- [Written task]:
Copy every line in which the string "grid" occurs.

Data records

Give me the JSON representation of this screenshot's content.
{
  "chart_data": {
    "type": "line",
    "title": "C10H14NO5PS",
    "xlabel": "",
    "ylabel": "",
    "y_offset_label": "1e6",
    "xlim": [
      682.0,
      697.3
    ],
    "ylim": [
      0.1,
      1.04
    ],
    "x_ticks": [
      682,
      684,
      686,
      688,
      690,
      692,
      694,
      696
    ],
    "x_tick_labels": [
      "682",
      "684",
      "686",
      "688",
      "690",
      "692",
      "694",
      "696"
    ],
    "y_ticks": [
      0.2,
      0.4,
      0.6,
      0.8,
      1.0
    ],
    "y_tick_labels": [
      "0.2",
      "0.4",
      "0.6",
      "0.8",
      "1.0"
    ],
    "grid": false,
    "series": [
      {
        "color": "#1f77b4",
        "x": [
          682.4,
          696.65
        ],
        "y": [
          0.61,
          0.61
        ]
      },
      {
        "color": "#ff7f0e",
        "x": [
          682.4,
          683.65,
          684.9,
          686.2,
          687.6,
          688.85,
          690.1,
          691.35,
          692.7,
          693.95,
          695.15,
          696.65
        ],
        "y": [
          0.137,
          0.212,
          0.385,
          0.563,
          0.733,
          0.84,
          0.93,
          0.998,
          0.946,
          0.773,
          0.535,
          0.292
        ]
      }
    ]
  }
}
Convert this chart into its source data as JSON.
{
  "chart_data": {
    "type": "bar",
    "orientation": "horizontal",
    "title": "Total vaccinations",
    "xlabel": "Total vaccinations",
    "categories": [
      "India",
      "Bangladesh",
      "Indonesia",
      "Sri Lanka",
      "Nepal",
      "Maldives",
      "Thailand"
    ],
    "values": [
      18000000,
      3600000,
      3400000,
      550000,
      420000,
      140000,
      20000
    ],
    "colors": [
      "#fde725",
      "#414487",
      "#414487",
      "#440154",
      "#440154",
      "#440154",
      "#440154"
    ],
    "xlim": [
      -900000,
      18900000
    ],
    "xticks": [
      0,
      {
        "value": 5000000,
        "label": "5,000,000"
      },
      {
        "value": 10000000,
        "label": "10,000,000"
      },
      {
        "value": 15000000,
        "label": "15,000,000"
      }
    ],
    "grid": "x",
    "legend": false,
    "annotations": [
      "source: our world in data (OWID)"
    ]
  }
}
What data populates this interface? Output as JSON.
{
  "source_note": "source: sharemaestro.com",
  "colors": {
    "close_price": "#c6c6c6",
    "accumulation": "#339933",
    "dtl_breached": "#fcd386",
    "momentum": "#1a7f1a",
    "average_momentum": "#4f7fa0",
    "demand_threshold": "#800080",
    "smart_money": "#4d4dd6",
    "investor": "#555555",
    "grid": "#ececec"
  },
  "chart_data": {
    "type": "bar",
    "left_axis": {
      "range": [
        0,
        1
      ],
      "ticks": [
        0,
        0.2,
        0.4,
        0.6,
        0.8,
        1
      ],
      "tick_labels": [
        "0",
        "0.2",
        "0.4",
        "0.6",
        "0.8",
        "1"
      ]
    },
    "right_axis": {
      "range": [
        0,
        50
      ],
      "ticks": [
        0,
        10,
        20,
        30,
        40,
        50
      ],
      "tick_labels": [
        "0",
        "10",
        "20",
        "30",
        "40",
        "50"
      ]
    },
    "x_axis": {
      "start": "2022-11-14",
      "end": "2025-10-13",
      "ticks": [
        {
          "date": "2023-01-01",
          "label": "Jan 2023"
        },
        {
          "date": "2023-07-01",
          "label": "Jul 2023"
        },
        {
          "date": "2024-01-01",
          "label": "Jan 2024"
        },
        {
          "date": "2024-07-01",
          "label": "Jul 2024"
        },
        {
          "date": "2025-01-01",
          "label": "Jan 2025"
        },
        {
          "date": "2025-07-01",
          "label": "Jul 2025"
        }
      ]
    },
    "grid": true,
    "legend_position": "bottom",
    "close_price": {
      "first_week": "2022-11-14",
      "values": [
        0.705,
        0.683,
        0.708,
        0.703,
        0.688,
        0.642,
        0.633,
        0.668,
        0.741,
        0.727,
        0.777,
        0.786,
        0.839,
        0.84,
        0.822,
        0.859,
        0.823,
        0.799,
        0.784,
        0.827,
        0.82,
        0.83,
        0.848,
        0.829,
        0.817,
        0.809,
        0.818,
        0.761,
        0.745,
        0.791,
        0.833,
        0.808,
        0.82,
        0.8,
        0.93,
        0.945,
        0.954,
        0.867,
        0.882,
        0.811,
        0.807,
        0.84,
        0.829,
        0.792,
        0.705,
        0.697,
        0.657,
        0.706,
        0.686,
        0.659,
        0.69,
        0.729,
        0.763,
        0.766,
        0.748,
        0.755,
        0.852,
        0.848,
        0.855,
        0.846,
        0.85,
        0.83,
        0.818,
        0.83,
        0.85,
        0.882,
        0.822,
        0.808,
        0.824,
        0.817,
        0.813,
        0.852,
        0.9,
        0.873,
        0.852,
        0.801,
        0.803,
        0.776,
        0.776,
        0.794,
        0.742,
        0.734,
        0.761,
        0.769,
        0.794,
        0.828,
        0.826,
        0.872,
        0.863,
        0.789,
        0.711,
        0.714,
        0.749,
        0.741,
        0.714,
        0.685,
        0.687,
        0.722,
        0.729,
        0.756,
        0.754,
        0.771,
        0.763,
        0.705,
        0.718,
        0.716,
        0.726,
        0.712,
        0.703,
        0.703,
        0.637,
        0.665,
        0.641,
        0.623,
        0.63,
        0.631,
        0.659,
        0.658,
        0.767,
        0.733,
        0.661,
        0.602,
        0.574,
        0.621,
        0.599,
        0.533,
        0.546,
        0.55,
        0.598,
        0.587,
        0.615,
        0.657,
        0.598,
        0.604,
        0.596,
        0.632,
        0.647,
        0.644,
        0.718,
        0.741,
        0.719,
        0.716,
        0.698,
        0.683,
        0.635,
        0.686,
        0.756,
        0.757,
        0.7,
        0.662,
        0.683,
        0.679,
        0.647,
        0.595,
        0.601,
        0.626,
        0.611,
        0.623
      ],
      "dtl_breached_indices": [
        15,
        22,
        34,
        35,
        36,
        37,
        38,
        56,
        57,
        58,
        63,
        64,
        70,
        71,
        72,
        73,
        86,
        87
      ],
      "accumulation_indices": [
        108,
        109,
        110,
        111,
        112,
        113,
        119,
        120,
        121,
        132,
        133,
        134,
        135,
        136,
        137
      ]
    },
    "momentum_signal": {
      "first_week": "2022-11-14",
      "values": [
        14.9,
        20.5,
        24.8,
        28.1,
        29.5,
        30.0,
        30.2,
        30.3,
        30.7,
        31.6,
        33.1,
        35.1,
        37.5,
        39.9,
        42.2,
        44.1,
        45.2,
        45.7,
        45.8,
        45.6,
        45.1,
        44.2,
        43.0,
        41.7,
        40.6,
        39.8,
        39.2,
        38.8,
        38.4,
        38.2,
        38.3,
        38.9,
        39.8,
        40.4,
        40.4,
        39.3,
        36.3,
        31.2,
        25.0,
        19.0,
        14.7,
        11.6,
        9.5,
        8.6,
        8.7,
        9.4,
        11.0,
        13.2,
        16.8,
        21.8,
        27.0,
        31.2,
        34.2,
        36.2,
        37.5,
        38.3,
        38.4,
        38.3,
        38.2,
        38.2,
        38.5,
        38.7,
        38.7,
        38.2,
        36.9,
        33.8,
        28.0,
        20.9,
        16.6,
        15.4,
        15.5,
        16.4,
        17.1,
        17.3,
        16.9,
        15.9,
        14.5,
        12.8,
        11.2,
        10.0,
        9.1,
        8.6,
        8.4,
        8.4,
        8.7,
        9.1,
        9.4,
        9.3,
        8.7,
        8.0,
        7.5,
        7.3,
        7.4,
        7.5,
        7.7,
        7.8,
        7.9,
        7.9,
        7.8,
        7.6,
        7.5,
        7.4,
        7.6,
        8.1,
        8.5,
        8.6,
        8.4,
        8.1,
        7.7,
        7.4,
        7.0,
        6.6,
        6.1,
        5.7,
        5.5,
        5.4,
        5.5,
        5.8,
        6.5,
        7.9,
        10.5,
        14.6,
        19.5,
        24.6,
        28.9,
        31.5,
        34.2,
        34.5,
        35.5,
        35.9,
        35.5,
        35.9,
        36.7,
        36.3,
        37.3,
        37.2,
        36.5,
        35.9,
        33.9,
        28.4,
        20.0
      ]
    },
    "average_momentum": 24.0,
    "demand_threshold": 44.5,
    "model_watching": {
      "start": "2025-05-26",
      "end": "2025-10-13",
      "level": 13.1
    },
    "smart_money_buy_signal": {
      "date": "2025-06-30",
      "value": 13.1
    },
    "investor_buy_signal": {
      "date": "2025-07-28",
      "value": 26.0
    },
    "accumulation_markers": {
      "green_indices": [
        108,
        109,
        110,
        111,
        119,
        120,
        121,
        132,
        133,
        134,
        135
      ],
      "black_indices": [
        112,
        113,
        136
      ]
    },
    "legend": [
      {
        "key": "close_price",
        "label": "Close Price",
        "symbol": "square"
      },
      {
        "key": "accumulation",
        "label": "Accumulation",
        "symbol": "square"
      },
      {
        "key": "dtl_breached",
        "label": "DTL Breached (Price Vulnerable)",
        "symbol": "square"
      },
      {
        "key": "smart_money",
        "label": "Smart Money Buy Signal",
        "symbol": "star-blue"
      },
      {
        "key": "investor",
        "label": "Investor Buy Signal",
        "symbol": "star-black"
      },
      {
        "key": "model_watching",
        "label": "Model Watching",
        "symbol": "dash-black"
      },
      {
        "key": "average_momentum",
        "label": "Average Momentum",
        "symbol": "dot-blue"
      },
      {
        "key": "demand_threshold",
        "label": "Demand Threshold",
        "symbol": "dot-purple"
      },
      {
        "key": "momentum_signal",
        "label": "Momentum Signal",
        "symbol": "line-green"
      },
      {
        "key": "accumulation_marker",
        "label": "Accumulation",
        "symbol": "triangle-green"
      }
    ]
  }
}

- [Written answer]:
    "grid": false,
    "grid": "x",
    "grid": "#ececec"
    "grid": true,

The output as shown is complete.